• Objective
Scan the data below for the string "property". Show every line where it turns up.

--- start of Given entries ---

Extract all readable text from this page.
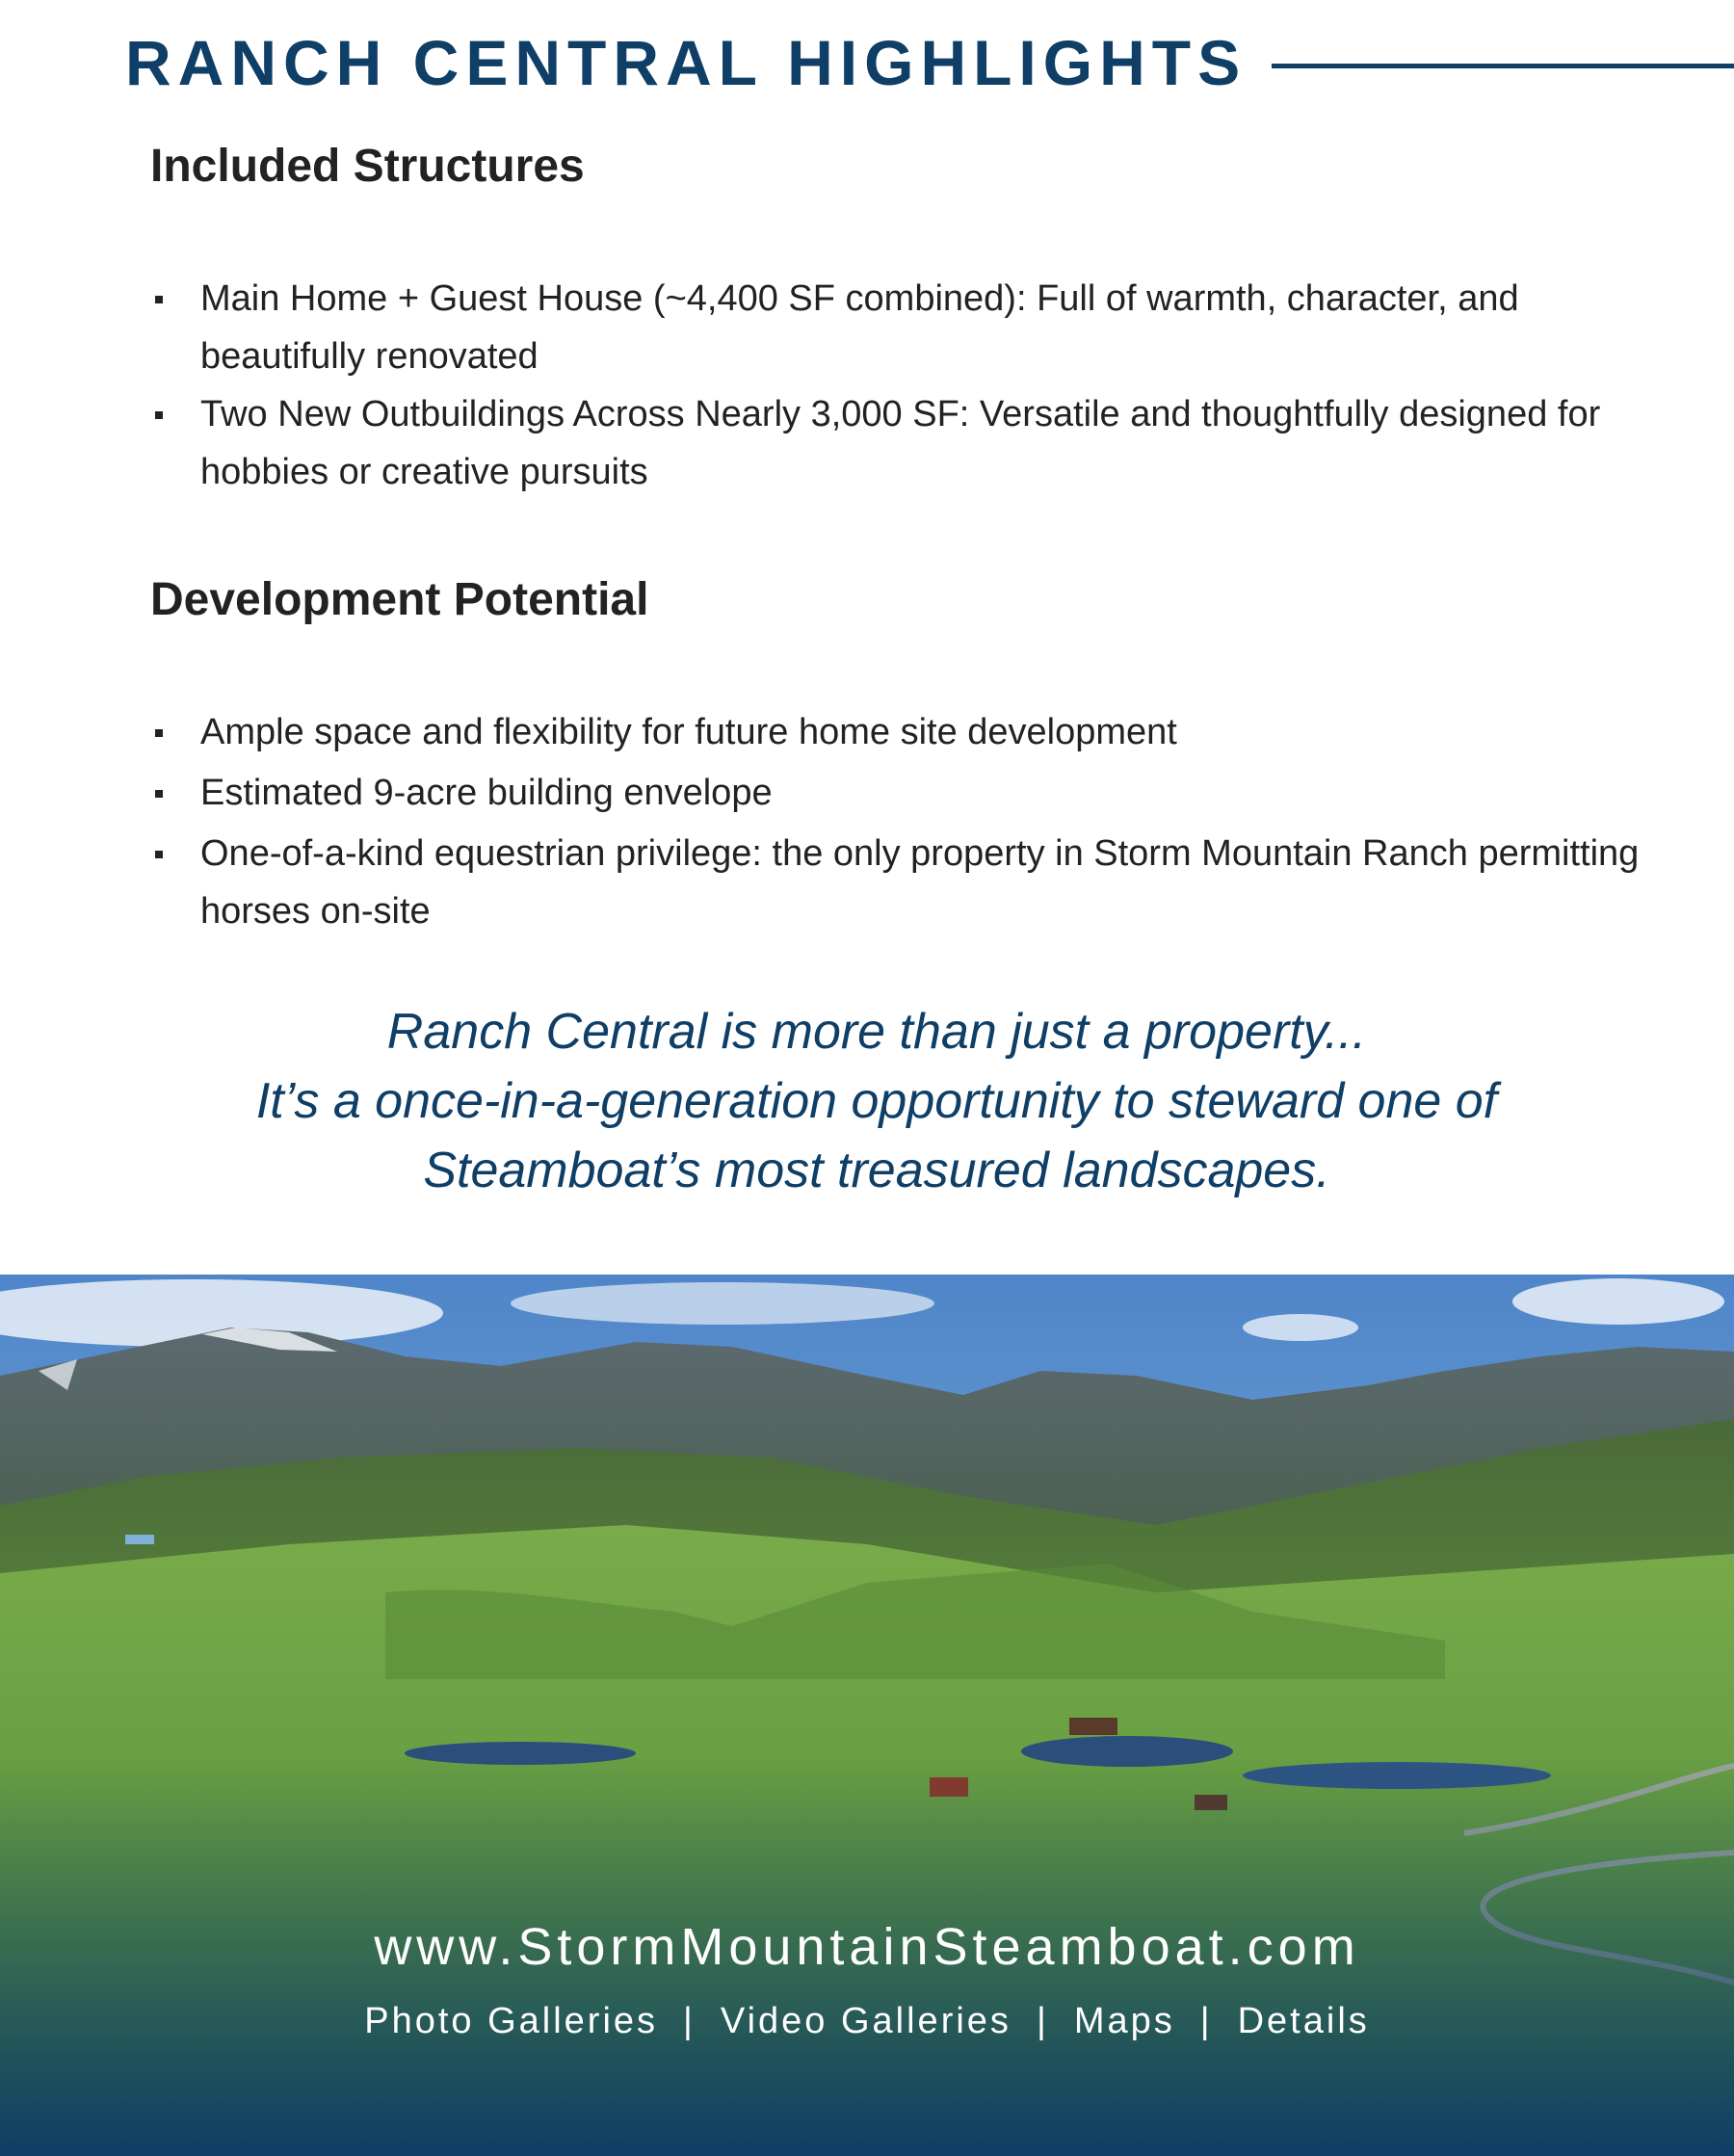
RANCH CENTRAL HIGHLIGHTS
Included Structures
Main Home + Guest House (~4,400 SF combined): Full of warmth, character, and beautifully renovated
Two New Outbuildings Across Nearly 3,000 SF: Versatile and thoughtfully designed for hobbies or creative pursuits
Development Potential
Ample space and flexibility for future home site development
Estimated 9-acre building envelope
One-of-a-kind equestrian privilege: the only property in Storm Mountain Ranch permitting horses on-site
Ranch Central is more than just a property...
It’s a once-in-a-generation opportunity to steward one of
Steamboat’s most treasured landscapes.
www.StormMountainSteamboat.com
Photo Galleries | Video Galleries | Maps | Details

--- end of Given entries ---

• Task result
One-of-a-kind equestrian privilege: the only property in Storm Mountain Ranch permitting horses on-site
Ranch Central is more than just a property...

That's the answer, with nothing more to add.